──────── Listed records ────────

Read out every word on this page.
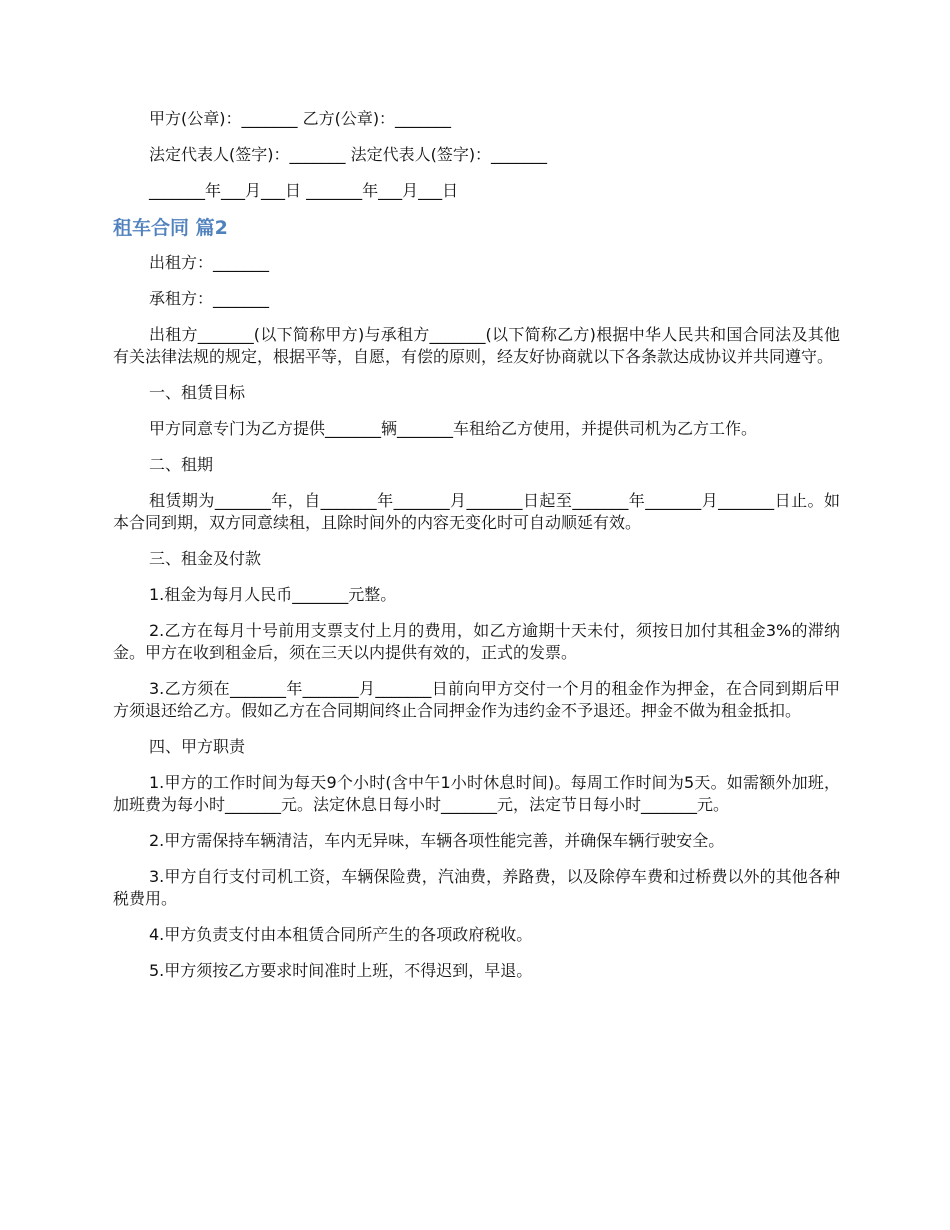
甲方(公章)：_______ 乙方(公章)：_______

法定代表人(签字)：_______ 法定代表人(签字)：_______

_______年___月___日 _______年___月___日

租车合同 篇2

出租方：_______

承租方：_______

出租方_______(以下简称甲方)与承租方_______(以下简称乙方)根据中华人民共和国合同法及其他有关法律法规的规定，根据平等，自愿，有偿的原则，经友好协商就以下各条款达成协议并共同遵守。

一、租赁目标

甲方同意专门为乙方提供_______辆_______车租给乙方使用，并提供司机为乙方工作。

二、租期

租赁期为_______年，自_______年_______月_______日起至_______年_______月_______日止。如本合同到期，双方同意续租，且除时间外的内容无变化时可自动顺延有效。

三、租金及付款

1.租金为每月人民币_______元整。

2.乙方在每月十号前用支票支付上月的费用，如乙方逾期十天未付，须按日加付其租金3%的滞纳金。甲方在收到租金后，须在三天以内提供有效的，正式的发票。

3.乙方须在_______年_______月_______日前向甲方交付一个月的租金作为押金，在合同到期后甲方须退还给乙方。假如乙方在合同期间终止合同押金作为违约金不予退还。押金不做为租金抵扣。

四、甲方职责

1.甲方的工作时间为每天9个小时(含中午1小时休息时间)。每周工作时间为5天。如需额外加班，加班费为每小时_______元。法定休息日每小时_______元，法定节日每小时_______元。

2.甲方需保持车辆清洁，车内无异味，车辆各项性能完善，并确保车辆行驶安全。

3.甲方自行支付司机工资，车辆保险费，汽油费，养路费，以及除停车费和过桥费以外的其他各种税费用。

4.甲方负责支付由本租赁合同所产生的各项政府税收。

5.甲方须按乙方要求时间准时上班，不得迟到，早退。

────────
──────── Listed records ────────

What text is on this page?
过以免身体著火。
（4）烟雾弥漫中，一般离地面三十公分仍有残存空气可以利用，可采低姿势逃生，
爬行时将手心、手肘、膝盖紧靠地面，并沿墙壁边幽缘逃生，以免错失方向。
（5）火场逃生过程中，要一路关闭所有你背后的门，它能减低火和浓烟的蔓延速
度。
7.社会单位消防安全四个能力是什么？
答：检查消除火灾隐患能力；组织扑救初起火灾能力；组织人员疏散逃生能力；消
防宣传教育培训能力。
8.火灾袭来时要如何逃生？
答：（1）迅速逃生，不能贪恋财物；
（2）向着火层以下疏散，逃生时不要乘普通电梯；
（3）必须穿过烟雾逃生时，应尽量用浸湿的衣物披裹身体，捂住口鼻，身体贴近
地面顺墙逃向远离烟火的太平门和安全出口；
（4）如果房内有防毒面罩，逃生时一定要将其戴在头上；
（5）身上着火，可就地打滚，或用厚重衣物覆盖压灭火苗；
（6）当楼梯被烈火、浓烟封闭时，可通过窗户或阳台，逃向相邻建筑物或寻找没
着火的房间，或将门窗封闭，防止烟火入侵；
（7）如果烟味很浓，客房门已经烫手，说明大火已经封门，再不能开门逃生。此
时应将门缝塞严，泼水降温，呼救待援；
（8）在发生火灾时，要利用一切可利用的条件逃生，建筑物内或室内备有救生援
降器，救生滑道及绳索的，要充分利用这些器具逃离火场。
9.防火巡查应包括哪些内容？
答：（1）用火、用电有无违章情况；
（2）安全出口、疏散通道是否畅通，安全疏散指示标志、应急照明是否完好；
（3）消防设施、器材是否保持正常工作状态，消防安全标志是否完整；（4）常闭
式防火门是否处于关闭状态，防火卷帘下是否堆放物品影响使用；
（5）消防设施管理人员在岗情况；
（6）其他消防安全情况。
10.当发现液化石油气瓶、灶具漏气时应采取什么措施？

────────
──────── Listed records ────────

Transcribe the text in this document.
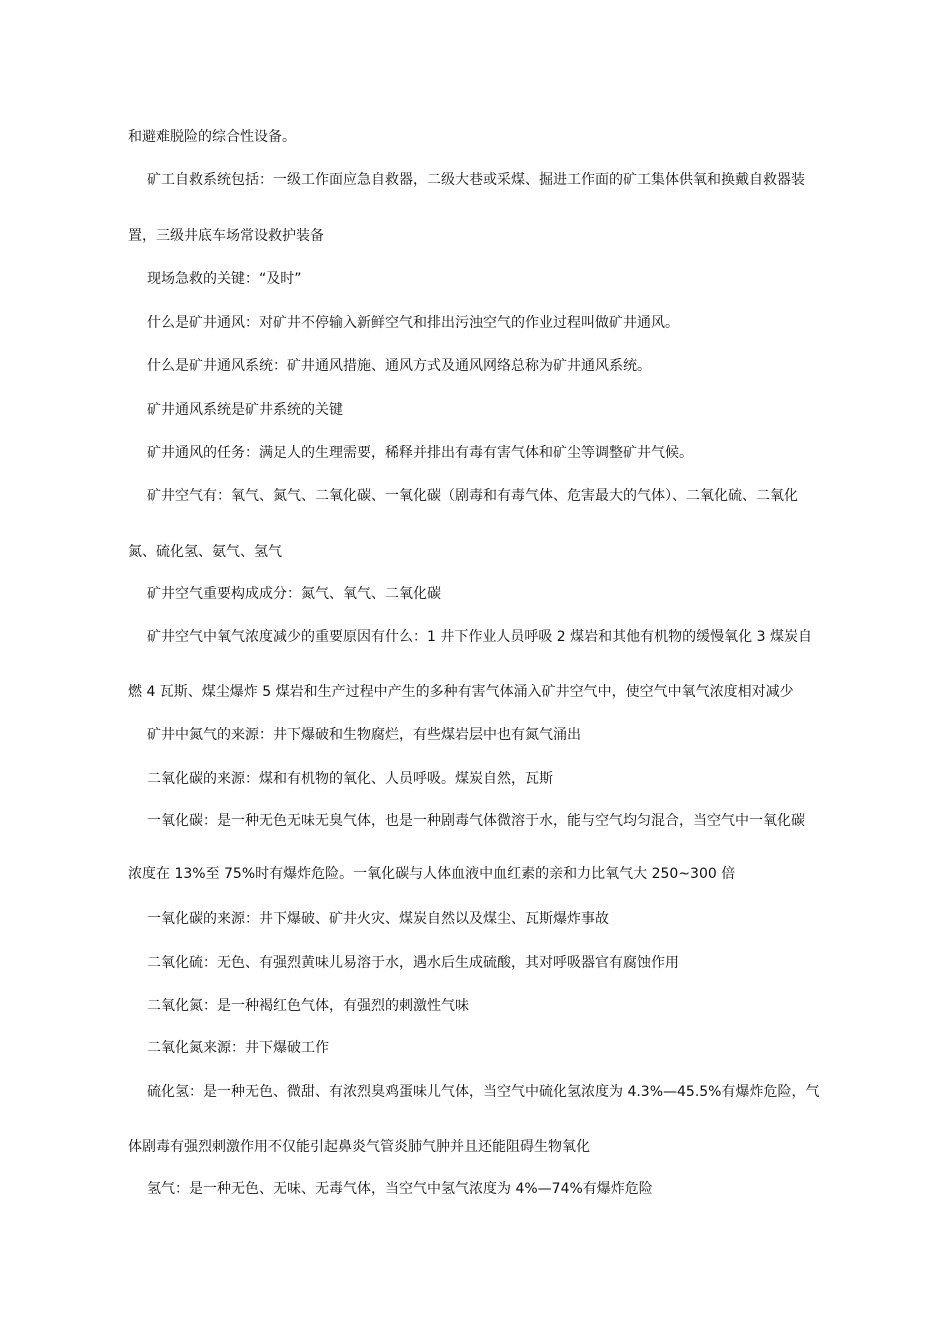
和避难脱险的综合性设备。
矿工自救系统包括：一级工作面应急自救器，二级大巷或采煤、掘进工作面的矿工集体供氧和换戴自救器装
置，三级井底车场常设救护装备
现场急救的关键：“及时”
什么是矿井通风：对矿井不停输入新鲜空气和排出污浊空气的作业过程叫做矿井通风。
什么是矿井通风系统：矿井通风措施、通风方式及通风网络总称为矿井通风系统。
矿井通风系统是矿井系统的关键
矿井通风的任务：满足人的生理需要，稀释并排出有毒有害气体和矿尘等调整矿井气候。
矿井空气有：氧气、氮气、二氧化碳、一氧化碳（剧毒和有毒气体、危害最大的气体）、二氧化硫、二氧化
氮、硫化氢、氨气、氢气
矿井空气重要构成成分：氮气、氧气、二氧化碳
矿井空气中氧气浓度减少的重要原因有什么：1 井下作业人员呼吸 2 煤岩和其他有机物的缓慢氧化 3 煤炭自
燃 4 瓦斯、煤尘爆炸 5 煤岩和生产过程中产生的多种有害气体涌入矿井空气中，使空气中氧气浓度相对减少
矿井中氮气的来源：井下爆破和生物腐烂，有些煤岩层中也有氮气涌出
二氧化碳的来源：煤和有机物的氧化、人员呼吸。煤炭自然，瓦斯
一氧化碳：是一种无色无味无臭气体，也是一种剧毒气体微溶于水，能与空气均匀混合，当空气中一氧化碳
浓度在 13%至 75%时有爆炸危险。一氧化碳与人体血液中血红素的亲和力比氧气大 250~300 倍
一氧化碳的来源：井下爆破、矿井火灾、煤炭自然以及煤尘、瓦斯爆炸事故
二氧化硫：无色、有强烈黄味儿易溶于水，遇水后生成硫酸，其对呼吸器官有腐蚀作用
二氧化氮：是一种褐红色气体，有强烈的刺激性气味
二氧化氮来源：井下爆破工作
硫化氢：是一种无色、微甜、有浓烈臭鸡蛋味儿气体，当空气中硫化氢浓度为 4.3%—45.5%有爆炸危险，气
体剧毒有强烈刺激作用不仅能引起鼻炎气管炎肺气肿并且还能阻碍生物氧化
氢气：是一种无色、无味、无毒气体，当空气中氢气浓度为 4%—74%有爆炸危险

────────

### Instruction
Provide only the number of lines in the records containing the string "page".

### Exercise result
2